**WORK TO BE COMPLETED**
List the lines of this listing that hold the word "innovation".

**DATASET EXCERPTS**
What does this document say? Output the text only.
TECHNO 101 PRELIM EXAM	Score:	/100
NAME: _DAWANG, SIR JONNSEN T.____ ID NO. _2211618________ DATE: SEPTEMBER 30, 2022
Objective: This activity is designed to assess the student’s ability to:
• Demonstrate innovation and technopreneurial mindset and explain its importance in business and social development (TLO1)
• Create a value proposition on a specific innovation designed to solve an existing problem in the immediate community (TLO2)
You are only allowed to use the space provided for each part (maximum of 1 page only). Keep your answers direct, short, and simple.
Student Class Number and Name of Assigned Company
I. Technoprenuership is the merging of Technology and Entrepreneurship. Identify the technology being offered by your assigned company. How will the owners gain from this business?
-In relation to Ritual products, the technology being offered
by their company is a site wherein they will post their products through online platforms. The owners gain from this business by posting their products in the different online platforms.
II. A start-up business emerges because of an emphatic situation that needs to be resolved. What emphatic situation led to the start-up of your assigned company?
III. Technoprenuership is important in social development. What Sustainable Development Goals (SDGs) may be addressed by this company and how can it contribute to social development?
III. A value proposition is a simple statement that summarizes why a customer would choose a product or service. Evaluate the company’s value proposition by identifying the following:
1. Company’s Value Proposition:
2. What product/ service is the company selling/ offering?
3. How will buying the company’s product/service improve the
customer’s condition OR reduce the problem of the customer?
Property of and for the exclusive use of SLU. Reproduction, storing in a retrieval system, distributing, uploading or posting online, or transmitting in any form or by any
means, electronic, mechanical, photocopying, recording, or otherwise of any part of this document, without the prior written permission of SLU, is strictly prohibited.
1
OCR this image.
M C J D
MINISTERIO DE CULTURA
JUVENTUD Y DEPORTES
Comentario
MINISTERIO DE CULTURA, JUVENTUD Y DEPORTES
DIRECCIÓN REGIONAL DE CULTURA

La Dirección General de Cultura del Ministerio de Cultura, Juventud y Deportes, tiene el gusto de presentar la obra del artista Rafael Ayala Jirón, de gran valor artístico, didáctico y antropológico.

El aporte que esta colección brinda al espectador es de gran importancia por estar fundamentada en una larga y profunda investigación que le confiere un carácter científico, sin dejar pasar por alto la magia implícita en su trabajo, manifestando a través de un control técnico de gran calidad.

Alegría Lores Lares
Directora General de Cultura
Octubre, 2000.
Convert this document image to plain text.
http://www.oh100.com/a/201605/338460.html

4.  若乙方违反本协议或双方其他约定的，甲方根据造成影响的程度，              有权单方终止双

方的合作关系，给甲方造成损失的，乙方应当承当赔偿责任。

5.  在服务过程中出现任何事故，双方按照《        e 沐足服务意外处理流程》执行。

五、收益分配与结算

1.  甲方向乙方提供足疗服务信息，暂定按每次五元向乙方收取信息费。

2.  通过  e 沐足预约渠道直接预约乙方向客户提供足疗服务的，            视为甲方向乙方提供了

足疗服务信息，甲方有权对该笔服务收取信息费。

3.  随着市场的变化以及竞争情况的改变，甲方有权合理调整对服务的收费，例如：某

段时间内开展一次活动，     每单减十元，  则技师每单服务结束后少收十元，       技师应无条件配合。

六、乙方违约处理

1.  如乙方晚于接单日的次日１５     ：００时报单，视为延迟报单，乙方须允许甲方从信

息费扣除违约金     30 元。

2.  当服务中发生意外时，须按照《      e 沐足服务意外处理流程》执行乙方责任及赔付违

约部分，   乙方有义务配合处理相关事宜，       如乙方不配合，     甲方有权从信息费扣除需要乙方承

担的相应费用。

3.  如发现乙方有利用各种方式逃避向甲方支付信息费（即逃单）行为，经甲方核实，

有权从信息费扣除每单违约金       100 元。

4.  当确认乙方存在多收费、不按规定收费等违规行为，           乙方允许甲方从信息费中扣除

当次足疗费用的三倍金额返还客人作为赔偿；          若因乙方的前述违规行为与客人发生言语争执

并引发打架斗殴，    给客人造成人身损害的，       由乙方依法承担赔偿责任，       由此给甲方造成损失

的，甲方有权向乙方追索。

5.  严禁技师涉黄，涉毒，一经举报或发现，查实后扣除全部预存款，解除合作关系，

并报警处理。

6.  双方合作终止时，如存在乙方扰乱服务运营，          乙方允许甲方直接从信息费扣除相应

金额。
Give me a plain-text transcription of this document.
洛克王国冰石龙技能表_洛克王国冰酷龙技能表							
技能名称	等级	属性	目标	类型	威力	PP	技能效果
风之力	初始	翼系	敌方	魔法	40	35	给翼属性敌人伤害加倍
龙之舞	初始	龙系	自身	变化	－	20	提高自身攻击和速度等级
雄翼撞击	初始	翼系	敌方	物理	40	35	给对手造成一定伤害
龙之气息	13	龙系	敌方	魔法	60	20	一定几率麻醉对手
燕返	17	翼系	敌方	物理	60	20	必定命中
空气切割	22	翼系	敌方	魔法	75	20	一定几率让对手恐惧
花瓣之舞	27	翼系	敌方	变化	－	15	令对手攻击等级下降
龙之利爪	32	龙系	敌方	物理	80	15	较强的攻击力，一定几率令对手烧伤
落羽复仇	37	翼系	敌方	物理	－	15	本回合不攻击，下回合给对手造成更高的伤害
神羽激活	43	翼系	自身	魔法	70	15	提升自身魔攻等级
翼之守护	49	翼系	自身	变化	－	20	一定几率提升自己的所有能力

**ANSWER TO THE PROBLEM**
• Demonstrate innovation and technopreneurial mindset and explain its importance in business and social development (TLO1)
• Create a value proposition on a specific innovation designed to solve an existing problem in the immediate community (TLO2)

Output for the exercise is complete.